Task to carry out: Look for "this" in the listing below. Gather each line that contains it.
_ _ _ _ _
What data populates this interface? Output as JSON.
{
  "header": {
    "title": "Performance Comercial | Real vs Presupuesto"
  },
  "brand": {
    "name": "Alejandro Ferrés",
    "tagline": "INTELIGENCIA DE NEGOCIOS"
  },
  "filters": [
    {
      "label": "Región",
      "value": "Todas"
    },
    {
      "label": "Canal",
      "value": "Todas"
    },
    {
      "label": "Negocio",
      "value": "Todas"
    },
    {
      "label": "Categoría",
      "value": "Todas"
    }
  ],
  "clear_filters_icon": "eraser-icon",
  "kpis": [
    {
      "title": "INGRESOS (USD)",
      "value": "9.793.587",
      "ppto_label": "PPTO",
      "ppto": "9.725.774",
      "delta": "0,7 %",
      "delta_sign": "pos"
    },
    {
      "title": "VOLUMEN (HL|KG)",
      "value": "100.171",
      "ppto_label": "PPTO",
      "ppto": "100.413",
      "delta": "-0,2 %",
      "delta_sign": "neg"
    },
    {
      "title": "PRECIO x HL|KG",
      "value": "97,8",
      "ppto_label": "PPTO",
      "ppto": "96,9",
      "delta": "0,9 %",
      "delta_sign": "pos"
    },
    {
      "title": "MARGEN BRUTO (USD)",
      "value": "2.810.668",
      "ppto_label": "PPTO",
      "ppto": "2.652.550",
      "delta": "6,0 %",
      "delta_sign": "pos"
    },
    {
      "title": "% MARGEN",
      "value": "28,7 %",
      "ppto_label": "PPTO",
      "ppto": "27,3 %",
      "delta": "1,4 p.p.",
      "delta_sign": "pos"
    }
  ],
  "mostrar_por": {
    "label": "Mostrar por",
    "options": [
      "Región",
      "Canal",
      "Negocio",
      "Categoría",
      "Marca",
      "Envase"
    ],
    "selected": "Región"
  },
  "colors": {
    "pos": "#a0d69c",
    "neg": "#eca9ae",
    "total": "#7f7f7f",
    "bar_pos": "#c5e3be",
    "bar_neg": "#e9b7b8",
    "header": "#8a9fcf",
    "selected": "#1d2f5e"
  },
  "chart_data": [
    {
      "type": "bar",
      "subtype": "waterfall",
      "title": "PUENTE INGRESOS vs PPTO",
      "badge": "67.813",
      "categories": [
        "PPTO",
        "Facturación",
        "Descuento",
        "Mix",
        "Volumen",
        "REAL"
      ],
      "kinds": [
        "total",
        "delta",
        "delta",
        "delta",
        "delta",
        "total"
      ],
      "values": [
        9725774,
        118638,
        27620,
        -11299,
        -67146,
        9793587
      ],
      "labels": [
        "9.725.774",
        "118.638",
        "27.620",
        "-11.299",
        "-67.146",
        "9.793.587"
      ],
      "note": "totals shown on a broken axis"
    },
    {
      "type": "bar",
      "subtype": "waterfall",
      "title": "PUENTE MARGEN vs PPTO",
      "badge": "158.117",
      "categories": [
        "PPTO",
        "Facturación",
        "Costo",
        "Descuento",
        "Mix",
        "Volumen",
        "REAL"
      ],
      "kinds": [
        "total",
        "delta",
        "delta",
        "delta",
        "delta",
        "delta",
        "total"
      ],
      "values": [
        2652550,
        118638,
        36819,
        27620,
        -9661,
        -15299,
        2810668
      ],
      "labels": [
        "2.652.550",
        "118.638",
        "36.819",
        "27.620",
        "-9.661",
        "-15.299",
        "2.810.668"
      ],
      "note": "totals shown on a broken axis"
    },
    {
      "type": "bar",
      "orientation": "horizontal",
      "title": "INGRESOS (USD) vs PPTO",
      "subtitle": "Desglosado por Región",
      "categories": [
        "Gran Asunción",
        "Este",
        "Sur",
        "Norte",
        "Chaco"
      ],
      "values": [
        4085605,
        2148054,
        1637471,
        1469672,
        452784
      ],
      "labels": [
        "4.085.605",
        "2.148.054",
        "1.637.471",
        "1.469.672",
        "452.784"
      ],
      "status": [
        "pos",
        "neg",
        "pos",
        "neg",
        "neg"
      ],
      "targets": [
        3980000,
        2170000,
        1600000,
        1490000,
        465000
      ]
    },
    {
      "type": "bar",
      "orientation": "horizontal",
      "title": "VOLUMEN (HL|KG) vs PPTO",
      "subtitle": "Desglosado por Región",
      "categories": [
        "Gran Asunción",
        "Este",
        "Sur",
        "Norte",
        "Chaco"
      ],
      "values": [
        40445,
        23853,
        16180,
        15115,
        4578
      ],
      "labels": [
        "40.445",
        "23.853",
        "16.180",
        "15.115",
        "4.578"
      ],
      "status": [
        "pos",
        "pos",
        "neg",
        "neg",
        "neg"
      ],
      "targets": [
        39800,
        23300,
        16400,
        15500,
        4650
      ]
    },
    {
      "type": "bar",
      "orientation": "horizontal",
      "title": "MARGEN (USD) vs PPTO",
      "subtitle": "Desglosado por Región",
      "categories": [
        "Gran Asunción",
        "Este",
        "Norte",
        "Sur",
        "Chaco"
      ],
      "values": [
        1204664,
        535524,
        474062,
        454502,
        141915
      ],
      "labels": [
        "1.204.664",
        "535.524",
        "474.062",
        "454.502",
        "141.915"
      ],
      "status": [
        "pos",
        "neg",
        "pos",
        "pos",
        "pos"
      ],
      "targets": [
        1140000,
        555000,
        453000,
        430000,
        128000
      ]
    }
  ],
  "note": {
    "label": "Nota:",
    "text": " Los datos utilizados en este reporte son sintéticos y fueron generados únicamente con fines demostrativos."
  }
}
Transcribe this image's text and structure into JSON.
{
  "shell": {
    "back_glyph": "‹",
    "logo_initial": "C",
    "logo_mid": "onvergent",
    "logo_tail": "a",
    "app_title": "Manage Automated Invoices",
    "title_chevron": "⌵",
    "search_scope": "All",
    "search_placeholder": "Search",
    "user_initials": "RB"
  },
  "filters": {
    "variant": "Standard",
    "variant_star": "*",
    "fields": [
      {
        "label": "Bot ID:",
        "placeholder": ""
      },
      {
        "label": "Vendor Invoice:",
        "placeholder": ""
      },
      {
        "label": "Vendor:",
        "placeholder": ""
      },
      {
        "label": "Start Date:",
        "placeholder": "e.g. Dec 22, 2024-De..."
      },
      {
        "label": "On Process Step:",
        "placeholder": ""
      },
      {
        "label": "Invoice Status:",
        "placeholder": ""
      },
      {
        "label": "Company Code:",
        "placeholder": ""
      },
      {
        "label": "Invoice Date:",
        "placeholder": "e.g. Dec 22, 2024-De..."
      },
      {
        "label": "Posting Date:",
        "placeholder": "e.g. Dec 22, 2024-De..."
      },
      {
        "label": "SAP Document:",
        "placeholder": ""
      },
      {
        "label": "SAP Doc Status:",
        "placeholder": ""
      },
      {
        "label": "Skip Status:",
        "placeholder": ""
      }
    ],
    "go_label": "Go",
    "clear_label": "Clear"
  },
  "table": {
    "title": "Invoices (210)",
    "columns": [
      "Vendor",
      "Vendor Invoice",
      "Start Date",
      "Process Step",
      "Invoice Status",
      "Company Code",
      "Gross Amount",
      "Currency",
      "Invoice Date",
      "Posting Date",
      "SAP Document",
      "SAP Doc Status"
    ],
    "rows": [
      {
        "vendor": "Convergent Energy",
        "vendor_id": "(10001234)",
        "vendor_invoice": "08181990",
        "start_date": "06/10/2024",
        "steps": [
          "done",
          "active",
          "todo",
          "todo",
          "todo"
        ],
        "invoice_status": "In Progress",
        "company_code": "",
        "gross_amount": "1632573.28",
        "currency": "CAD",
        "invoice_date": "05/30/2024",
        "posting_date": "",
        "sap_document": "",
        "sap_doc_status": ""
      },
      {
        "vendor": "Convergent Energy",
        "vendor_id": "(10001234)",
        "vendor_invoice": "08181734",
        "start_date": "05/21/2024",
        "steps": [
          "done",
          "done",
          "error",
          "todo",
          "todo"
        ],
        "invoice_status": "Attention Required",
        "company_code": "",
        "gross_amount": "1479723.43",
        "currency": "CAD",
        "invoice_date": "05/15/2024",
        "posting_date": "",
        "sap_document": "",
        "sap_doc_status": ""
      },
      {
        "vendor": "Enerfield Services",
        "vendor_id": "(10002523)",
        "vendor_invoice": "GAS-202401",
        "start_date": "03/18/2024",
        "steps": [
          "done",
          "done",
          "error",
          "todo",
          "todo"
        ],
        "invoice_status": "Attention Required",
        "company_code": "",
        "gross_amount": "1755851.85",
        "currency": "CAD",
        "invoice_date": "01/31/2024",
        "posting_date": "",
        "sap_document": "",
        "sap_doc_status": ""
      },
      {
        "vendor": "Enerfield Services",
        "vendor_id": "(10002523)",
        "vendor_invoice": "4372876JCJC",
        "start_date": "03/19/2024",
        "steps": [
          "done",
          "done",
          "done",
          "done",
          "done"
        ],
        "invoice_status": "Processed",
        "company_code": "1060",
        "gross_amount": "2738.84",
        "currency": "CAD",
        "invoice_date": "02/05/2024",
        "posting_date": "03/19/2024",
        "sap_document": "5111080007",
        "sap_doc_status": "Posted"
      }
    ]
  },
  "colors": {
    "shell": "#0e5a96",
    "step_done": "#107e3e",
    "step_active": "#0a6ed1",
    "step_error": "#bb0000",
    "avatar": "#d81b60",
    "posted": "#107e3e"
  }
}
_ _ _ _ _
Answer in full:
What data populates this interface? Output as JSON.
Transcribe this image's text and structure into JSON.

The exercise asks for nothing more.